SHORT PROBLEM — Copy out each line of the material below with no changes.
-- begin GIVEN ENTRIES --
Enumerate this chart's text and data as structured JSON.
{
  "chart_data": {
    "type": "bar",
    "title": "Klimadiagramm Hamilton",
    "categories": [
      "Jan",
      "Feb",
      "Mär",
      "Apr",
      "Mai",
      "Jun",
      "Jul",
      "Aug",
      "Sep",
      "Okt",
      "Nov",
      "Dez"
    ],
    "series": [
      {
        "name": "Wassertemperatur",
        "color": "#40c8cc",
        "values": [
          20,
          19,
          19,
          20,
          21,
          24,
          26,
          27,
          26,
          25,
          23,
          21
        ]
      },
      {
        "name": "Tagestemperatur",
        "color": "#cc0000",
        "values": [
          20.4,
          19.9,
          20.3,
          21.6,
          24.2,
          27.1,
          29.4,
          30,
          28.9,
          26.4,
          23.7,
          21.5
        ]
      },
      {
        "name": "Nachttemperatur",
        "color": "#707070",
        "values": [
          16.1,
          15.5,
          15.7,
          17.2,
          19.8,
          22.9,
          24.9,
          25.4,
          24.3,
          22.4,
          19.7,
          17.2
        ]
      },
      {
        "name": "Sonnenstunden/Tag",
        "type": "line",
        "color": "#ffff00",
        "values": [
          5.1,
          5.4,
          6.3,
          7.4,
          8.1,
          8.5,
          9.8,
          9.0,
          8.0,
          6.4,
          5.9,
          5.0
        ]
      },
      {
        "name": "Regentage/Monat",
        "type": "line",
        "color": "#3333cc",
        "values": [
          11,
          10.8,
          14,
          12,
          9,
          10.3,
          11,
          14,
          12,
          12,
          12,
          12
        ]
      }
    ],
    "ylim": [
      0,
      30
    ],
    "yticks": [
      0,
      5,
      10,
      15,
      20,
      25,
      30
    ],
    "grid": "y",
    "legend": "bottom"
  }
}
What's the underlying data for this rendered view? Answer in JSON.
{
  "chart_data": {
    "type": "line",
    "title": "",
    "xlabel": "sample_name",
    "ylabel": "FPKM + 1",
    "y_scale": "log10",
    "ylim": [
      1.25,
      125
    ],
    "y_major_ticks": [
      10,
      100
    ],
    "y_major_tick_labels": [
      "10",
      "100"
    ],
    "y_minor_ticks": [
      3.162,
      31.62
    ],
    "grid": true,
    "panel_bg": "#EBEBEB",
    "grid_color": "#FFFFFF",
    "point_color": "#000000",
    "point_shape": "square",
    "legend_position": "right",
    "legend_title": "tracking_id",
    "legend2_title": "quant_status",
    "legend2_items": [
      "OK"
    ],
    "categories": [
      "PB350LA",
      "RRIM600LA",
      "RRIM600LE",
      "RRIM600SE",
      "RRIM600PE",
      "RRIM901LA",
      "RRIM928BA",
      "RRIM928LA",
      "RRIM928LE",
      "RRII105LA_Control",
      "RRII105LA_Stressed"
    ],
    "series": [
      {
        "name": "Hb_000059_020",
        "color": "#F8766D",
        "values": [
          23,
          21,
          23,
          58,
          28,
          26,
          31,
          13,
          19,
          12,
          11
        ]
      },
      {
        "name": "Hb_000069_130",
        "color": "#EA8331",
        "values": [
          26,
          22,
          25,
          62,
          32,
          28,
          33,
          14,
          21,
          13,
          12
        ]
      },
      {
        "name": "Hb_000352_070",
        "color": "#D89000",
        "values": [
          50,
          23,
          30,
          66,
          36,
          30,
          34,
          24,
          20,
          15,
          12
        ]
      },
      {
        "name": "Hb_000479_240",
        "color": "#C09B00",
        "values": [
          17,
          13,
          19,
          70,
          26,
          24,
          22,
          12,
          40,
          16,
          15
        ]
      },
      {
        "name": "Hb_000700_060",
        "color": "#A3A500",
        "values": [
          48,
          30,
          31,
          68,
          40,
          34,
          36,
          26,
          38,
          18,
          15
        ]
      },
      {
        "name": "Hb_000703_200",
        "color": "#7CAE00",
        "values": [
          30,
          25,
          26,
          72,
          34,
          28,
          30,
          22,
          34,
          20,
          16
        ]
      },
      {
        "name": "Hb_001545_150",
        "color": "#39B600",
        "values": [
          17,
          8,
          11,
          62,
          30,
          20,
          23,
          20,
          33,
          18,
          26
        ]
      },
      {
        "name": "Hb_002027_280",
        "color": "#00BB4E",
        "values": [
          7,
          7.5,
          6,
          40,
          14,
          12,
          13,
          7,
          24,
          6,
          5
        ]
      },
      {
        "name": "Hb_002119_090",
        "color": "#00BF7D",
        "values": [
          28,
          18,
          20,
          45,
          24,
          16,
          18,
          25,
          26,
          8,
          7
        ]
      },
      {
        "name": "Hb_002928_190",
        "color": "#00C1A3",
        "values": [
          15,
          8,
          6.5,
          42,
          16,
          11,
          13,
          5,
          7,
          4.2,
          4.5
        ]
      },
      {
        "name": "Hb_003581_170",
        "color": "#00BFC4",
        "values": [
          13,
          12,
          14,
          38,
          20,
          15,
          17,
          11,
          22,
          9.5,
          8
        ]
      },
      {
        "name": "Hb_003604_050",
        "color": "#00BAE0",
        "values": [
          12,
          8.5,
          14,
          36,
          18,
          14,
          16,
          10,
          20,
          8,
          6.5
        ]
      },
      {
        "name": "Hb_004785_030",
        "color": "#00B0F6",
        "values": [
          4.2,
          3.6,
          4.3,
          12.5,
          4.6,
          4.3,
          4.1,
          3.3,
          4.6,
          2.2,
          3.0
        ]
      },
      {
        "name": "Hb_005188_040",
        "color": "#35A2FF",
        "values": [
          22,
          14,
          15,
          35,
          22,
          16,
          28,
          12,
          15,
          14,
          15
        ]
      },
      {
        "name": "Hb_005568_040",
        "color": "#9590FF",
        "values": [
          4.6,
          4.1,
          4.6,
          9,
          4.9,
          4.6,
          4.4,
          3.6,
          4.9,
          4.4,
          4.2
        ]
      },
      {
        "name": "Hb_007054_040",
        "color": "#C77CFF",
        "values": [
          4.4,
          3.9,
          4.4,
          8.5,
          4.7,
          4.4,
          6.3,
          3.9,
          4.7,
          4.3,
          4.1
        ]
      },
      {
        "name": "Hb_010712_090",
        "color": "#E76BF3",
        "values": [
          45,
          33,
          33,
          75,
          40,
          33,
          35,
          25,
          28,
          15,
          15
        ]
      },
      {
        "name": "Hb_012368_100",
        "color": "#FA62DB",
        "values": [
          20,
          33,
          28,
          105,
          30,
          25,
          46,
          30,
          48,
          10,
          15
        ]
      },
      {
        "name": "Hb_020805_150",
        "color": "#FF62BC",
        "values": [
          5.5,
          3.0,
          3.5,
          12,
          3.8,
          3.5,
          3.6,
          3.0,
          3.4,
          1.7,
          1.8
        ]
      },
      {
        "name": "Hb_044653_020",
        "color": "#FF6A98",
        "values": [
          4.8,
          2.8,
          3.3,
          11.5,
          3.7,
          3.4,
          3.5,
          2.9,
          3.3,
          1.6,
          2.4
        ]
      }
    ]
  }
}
-- end GIVEN ENTRIES --
FULL RESPONSE —
Enumerate this chart's text and data as structured JSON.
{
  "chart_data": {
    "type": "bar",
    "title": "Klimadiagramm Hamilton",
    "categories": [
      "Jan",
      "Feb",
      "Mär",
      "Apr",
      "Mai",
      "Jun",
      "Jul",
      "Aug",
      "Sep",
      "Okt",
      "Nov",
      "Dez"
    ],
    "series": [
      {
        "name": "Wassertemperatur",
        "color": "#40c8cc",
        "values": [
          20,
          19,
          19,
          20,
          21,
          24,
          26,
          27,
          26,
          25,
          23,
          21
        ]
      },
      {
        "name": "Tagestemperatur",
        "color": "#cc0000",
        "values": [
          20.4,
          19.9,
          20.3,
          21.6,
          24.2,
          27.1,
          29.4,
          30,
          28.9,
          26.4,
          23.7,
          21.5
        ]
      },
      {
        "name": "Nachttemperatur",
        "color": "#707070",
        "values": [
          16.1,
          15.5,
          15.7,
          17.2,
          19.8,
          22.9,
          24.9,
          25.4,
          24.3,
          22.4,
          19.7,
          17.2
        ]
      },
      {
        "name": "Sonnenstunden/Tag",
        "type": "line",
        "color": "#ffff00",
        "values": [
          5.1,
          5.4,
          6.3,
          7.4,
          8.1,
          8.5,
          9.8,
          9.0,
          8.0,
          6.4,
          5.9,
          5.0
        ]
      },
      {
        "name": "Regentage/Monat",
        "type": "line",
        "color": "#3333cc",
        "values": [
          11,
          10.8,
          14,
          12,
          9,
          10.3,
          11,
          14,
          12,
          12,
          12,
          12
        ]
      }
    ],
    "ylim": [
      0,
      30
    ],
    "yticks": [
      0,
      5,
      10,
      15,
      20,
      25,
      30
    ],
    "grid": "y",
    "legend": "bottom"
  }
}
What's the underlying data for this rendered view? Answer in JSON.
{
  "chart_data": {
    "type": "line",
    "title": "",
    "xlabel": "sample_name",
    "ylabel": "FPKM + 1",
    "y_scale": "log10",
    "ylim": [
      1.25,
      125
    ],
    "y_major_ticks": [
      10,
      100
    ],
    "y_major_tick_labels": [
      "10",
      "100"
    ],
    "y_minor_ticks": [
      3.162,
      31.62
    ],
    "grid": true,
    "panel_bg": "#EBEBEB",
    "grid_color": "#FFFFFF",
    "point_color": "#000000",
    "point_shape": "square",
    "legend_position": "right",
    "legend_title": "tracking_id",
    "legend2_title": "quant_status",
    "legend2_items": [
      "OK"
    ],
    "categories": [
      "PB350LA",
      "RRIM600LA",
      "RRIM600LE",
      "RRIM600SE",
      "RRIM600PE",
      "RRIM901LA",
      "RRIM928BA",
      "RRIM928LA",
      "RRIM928LE",
      "RRII105LA_Control",
      "RRII105LA_Stressed"
    ],
    "series": [
      {
        "name": "Hb_000059_020",
        "color": "#F8766D",
        "values": [
          23,
          21,
          23,
          58,
          28,
          26,
          31,
          13,
          19,
          12,
          11
        ]
      },
      {
        "name": "Hb_000069_130",
        "color": "#EA8331",
        "values": [
          26,
          22,
          25,
          62,
          32,
          28,
          33,
          14,
          21,
          13,
          12
        ]
      },
      {
        "name": "Hb_000352_070",
        "color": "#D89000",
        "values": [
          50,
          23,
          30,
          66,
          36,
          30,
          34,
          24,
          20,
          15,
          12
        ]
      },
      {
        "name": "Hb_000479_240",
        "color": "#C09B00",
        "values": [
          17,
          13,
          19,
          70,
          26,
          24,
          22,
          12,
          40,
          16,
          15
        ]
      },
      {
        "name": "Hb_000700_060",
        "color": "#A3A500",
        "values": [
          48,
          30,
          31,
          68,
          40,
          34,
          36,
          26,
          38,
          18,
          15
        ]
      },
      {
        "name": "Hb_000703_200",
        "color": "#7CAE00",
        "values": [
          30,
          25,
          26,
          72,
          34,
          28,
          30,
          22,
          34,
          20,
          16
        ]
      },
      {
        "name": "Hb_001545_150",
        "color": "#39B600",
        "values": [
          17,
          8,
          11,
          62,
          30,
          20,
          23,
          20,
          33,
          18,
          26
        ]
      },
      {
        "name": "Hb_002027_280",
        "color": "#00BB4E",
        "values": [
          7,
          7.5,
          6,
          40,
          14,
          12,
          13,
          7,
          24,
          6,
          5
        ]
      },
      {
        "name": "Hb_002119_090",
        "color": "#00BF7D",
        "values": [
          28,
          18,
          20,
          45,
          24,
          16,
          18,
          25,
          26,
          8,
          7
        ]
      },
      {
        "name": "Hb_002928_190",
        "color": "#00C1A3",
        "values": [
          15,
          8,
          6.5,
          42,
          16,
          11,
          13,
          5,
          7,
          4.2,
          4.5
        ]
      },
      {
        "name": "Hb_003581_170",
        "color": "#00BFC4",
        "values": [
          13,
          12,
          14,
          38,
          20,
          15,
          17,
          11,
          22,
          9.5,
          8
        ]
      },
      {
        "name": "Hb_003604_050",
        "color": "#00BAE0",
        "values": [
          12,
          8.5,
          14,
          36,
          18,
          14,
          16,
          10,
          20,
          8,
          6.5
        ]
      },
      {
        "name": "Hb_004785_030",
        "color": "#00B0F6",
        "values": [
          4.2,
          3.6,
          4.3,
          12.5,
          4.6,
          4.3,
          4.1,
          3.3,
          4.6,
          2.2,
          3.0
        ]
      },
      {
        "name": "Hb_005188_040",
        "color": "#35A2FF",
        "values": [
          22,
          14,
          15,
          35,
          22,
          16,
          28,
          12,
          15,
          14,
          15
        ]
      },
      {
        "name": "Hb_005568_040",
        "color": "#9590FF",
        "values": [
          4.6,
          4.1,
          4.6,
          9,
          4.9,
          4.6,
          4.4,
          3.6,
          4.9,
          4.4,
          4.2
        ]
      },
      {
        "name": "Hb_007054_040",
        "color": "#C77CFF",
        "values": [
          4.4,
          3.9,
          4.4,
          8.5,
          4.7,
          4.4,
          6.3,
          3.9,
          4.7,
          4.3,
          4.1
        ]
      },
      {
        "name": "Hb_010712_090",
        "color": "#E76BF3",
        "values": [
          45,
          33,
          33,
          75,
          40,
          33,
          35,
          25,
          28,
          15,
          15
        ]
      },
      {
        "name": "Hb_012368_100",
        "color": "#FA62DB",
        "values": [
          20,
          33,
          28,
          105,
          30,
          25,
          46,
          30,
          48,
          10,
          15
        ]
      },
      {
        "name": "Hb_020805_150",
        "color": "#FF62BC",
        "values": [
          5.5,
          3.0,
          3.5,
          12,
          3.8,
          3.5,
          3.6,
          3.0,
          3.4,
          1.7,
          1.8
        ]
      },
      {
        "name": "Hb_044653_020",
        "color": "#FF6A98",
        "values": [
          4.8,
          2.8,
          3.3,
          11.5,
          3.7,
          3.4,
          3.5,
          2.9,
          3.3,
          1.6,
          2.4
        ]
      }
    ]
  }
}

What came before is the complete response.